===== Quelle

Für die erste Hälfte des 19. Jahrhunderts ergibt die Durchschnittspreisberechnung 1 Taler pro kg. Wir müssen diesen Mittelwert zugrunde legen, weil der Hopfenpreis auch damals als sehr schwankend angegeben wird (zw. ½ Taler – 1 Taler 15 Groschen pro kg). Daraus errechnen sich folgende Hopfeneinnahmen: Im ganzen Kyllburger Gebiet 700 Ztr. = 35000 Taler pro Jahr; in St. Thomas 50 Ztr. = 2500 Taler pro Jahr.

Wenn wir dem gegenüberstellen, mit welch geringen Löhnen die Leute abgefunden wurden, wie bescheiden sie in ihren Lebensansprüchen waren, dann erkennen wir den großen Wert des Geldes in jener Zeit und verstehen, daß die hohe Wirtschaftlichkeit des Hopfenanbaues immer wieder in den alten Akten betont wird. Wir lesen, daß Erwachsene für eine Abendarbeit beim Hopfenpflücken (20 bis 24 Uhr) im Dienste des Klosters 2 – 2½ Pfennig pro Pfund erhielten. In der Nachbarschaftshilfe wurde natürlich nichts gezahlt. Kinder, die vor allem mithalfen, den gepflückten „Haob“ in den großen Tüchern zu verstauen und versandfertig zu machen und auch beim Pflücken gute Dienste leisteten, erhielten ½ Pfennig pro Pfund, ganz fleißige wohl etwas mehr.“

In den 60er Jahren sanken die Preise ganz erheblich. Wir lesen von 7 – 6 – 5 Groschen pro kg, und als 1867 der Zentner nur noch 10 Silbergroschen einbrachte, kam der Anbau fast völlig zum Erliegen. Die Chronikberichte wechseln entsprechend zwischen „goldenen Jahren“ und „Zeiten, da die Quelle des Wohlstandes zu versiechen scheint, da es sich wirklich der Mühe nicht mehr lohnt, Hopfen zu pflanzen.“

Aus dem Jahre 1870 ist überliefert, daß die Krise überwunden scheint. Zur gleichen Zeit wußte Bischof Matth. Eberhard durch Anregungen den Anbau wesentlich zu fördern. Die Preise kletterten, die Hopfenfelder vergrößerten sich; die Bewohner faßten neuen Mut. 1874 kaufte die Firma Weil u. Söhne aus Speyer 642 Pfd. für 513 Taler. 1877 erntete das Kloster in St. Thomas 35 Ztr. Hopfen, der „gut verkauft wurde“. Die Familien des Dorfes leisteten die Pflückarbeit. Vergegenwärtigen wir uns die Arbeitslöhne um 1877. Da steht:

 

Familie Weinand pflückt 902,5 Pfd / für Arbeit gezahlt = 22,56 Mk.

==========
===== Inhalt der Daten

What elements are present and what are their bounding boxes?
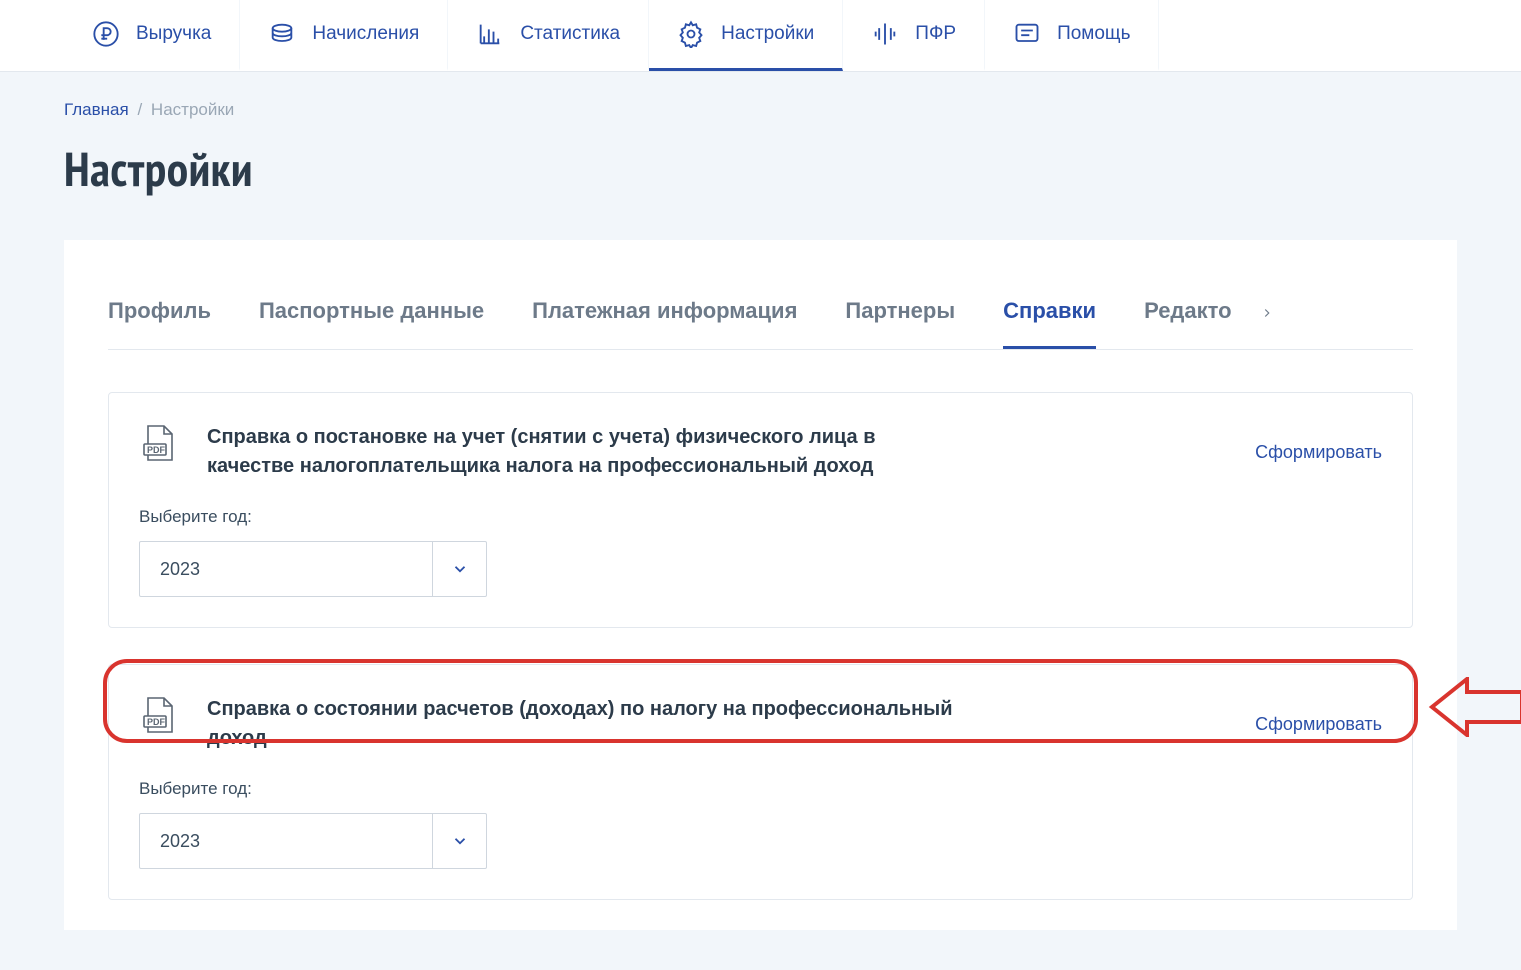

==========

(Ziel der Übung):
Führen Sie den Text zum Hopfenanbau im Anschluss an seinen letzten Satz fort.

(Lösung der Übung):
Familie Grewenich 465,5 Pfd. / für Arbeit gezahlt = 11,62 Mk.
Familie Schäfer 473 Pfd. / für Arbeit gezahlt = 11,83 Mk.

Die Blüte war von kurzer Dauer. Bereits in den 80er Jahren des vorigen Jahrhunderts begann für die Hopfenbauern von St. Thomas, Kyllburg und Malberg eine neue schwere Zeit. Von 1880 – 1890 senkten sich die Preise von 150 Mk. pro Ztr. auf 30 Mk. Man wollte es aufgeben, da die schwierige und zeitraubende Arbeit keinen gerechten Lohn mehr fand. Man hatte kaum noch Geld, die notwendige Düngung durchzuführen; die hohen Hopfenstangen wurden immer teurer. Eine Eintragung aus dem Jahre 1896 schildert uns die ganze Not: „Nun gibt es nur noch 15 Pfg. für das Pfund. Die Mühe der Bauern lohnt sich schlechter als die Reisen der Hopfenhändler. Wenn der Preis des marktfähigen Hopfens unter 1,20 Mark pro Pfund sinkt, ist der Anbau unrentabel. Wie soll es weitergehen?“

Es spricht für die Zähigkeit unserer Eifelleute, daß sie es doch dann nicht aufgegeben hatten. Und es ist, als hätte ihr Wille die Verhältnisse noch einmal gezwungen. Es sollte noch einmal aufwärts gehen. Für das Jahr 1904 wird ein Preis von 1,50 Mark pro Pfund angegeben, und ein Jahr später geht das Kloster in mutiger Initiative voran und setzt 1655 neue Hopfenstangen. Das Dorf folgt dem Beispiel.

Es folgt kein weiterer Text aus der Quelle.